Scan the records below. List lines holding "detached".
#####
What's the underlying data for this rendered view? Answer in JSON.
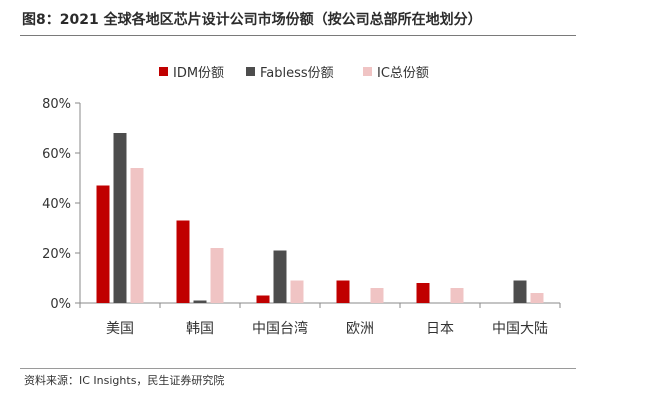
{
  "header": {
    "title": "图8：2021 全球各地区芯片设计公司市场份额（按公司总部所在地划分）"
  },
  "footer": {
    "source": "资料来源：IC Insights，民生证券研究院"
  },
  "chart_data": {
    "type": "bar",
    "title": "",
    "xlabel": "",
    "ylabel": "",
    "categories": [
      "美国",
      "韩国",
      "中国台湾",
      "欧洲",
      "日本",
      "中国大陆"
    ],
    "ylim": [
      0,
      80
    ],
    "yticks": [
      "0%",
      "20%",
      "40%",
      "60%",
      "80%"
    ],
    "y_tick_values": [
      0,
      20,
      40,
      60,
      80
    ],
    "grid": false,
    "legend_position": "top-center",
    "series": [
      {
        "name": "IDM份额",
        "color": "#c00000",
        "values": [
          47,
          33,
          3,
          9,
          8,
          0
        ]
      },
      {
        "name": "Fabless份额",
        "color": "#4d4d4d",
        "values": [
          68,
          1,
          21,
          0,
          0,
          9
        ]
      },
      {
        "name": "IC总份额",
        "color": "#f0c4c4",
        "values": [
          54,
          22,
          9,
          6,
          6,
          4
        ]
      }
    ]
  }
}
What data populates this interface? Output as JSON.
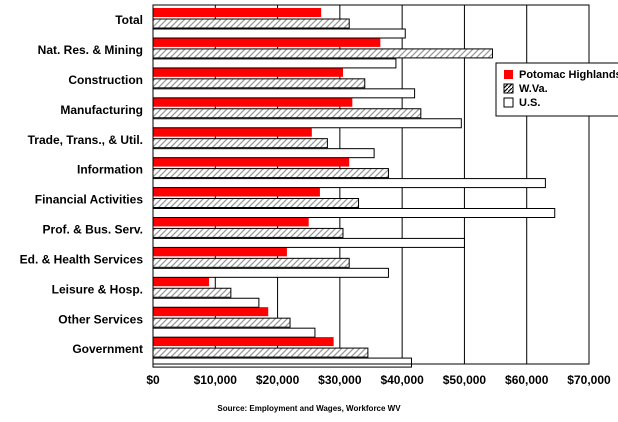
{
  "chart_data": {
    "type": "bar",
    "orientation": "horizontal",
    "categories": [
      "Total",
      "Nat. Res. & Mining",
      "Construction",
      "Manufacturing",
      "Trade, Trans., & Util.",
      "Information",
      "Financial Activities",
      "Prof. & Bus. Serv.",
      "Ed. & Health Services",
      "Leisure & Hosp.",
      "Other Services",
      "Government"
    ],
    "series": [
      {
        "name": "Potomac Highlands",
        "color": "#ff0000",
        "pattern": "solid",
        "values": [
          27000,
          36500,
          30500,
          32000,
          25500,
          31500,
          26800,
          25000,
          21500,
          9000,
          18500,
          29000
        ]
      },
      {
        "name": "W.Va.",
        "color": "#ffffff",
        "pattern": "diagonal-hatch",
        "values": [
          31500,
          54500,
          34000,
          43000,
          28000,
          37800,
          33000,
          30500,
          31500,
          12500,
          22000,
          34500
        ]
      },
      {
        "name": "U.S.",
        "color": "#ffffff",
        "pattern": "outline",
        "values": [
          40500,
          39000,
          42000,
          49500,
          35500,
          63000,
          64500,
          50000,
          37800,
          17000,
          26000,
          41500
        ]
      }
    ],
    "xlim": [
      0,
      70000
    ],
    "xticks": [
      "$0",
      "$10,000",
      "$20,000",
      "$30,000",
      "$40,000",
      "$50,000",
      "$60,000",
      "$70,000"
    ],
    "grid": "vertical",
    "legend": "right",
    "source": "Source: Employment and Wages, Workforce WV"
  }
}
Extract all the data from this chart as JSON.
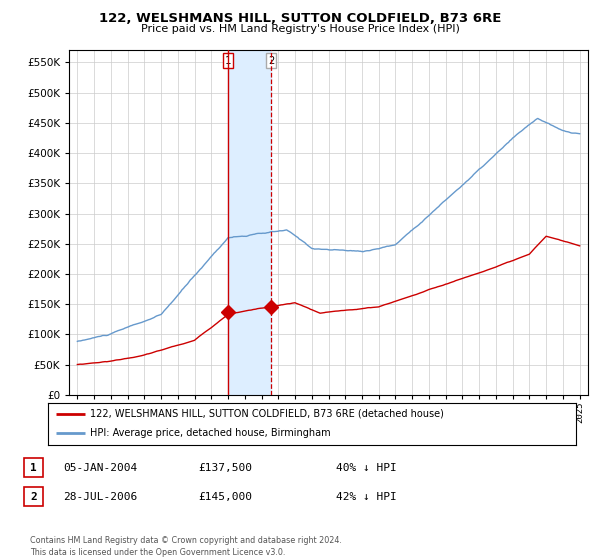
{
  "title": "122, WELSHMANS HILL, SUTTON COLDFIELD, B73 6RE",
  "subtitle": "Price paid vs. HM Land Registry's House Price Index (HPI)",
  "legend_line1": "122, WELSHMANS HILL, SUTTON COLDFIELD, B73 6RE (detached house)",
  "legend_line2": "HPI: Average price, detached house, Birmingham",
  "table_rows": [
    {
      "num": "1",
      "date": "05-JAN-2004",
      "price": "£137,500",
      "hpi": "40% ↓ HPI"
    },
    {
      "num": "2",
      "date": "28-JUL-2006",
      "price": "£145,000",
      "hpi": "42% ↓ HPI"
    }
  ],
  "footnote": "Contains HM Land Registry data © Crown copyright and database right 2024.\nThis data is licensed under the Open Government Licence v3.0.",
  "sale1_date_num": 2004.01,
  "sale2_date_num": 2006.57,
  "sale1_price": 137500,
  "sale2_price": 145000,
  "red_line_color": "#cc0000",
  "blue_line_color": "#6699cc",
  "shade_color": "#ddeeff",
  "vline1_color": "#cc0000",
  "vline2_color": "#cc0000",
  "background_color": "#ffffff",
  "grid_color": "#cccccc",
  "ylim_min": 0,
  "ylim_max": 570000,
  "xlim_min": 1994.5,
  "xlim_max": 2025.5
}
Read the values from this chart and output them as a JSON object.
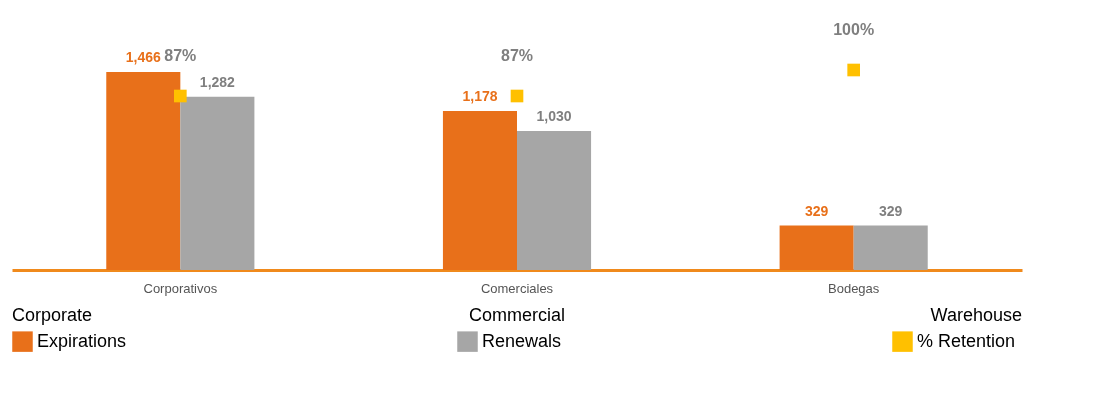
{
  "chart_data": {
    "type": "bar",
    "categories": [
      "Corporativos",
      "Comerciales",
      "Bodegas"
    ],
    "series": [
      {
        "name": "Expirations",
        "color": "#e8701a",
        "values": [
          1466,
          1178,
          329
        ],
        "value_labels": [
          "1,466",
          "1,178",
          "329"
        ]
      },
      {
        "name": "Renewals",
        "color": "#a6a6a6",
        "values": [
          1282,
          1030,
          329
        ],
        "value_labels": [
          "1,282",
          "1,030",
          "329"
        ]
      },
      {
        "name": "% Retention",
        "type": "scatter",
        "axis": "y2",
        "color": "#ffc000",
        "values": [
          87,
          87,
          100
        ],
        "value_labels": [
          "87%",
          "87%",
          "100%"
        ]
      }
    ],
    "legend": "bottom",
    "marker": "square",
    "annotations": [
      "Corporate",
      "Commercial",
      "Warehouse"
    ]
  }
}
#####
Finished answer ->
  "legend_line1": "122, WELSHMANS HILL, SUTTON COLDFIELD, B73 6RE (detached house)",
  "legend_line2": "HPI: Average price, detached house, Birmingham",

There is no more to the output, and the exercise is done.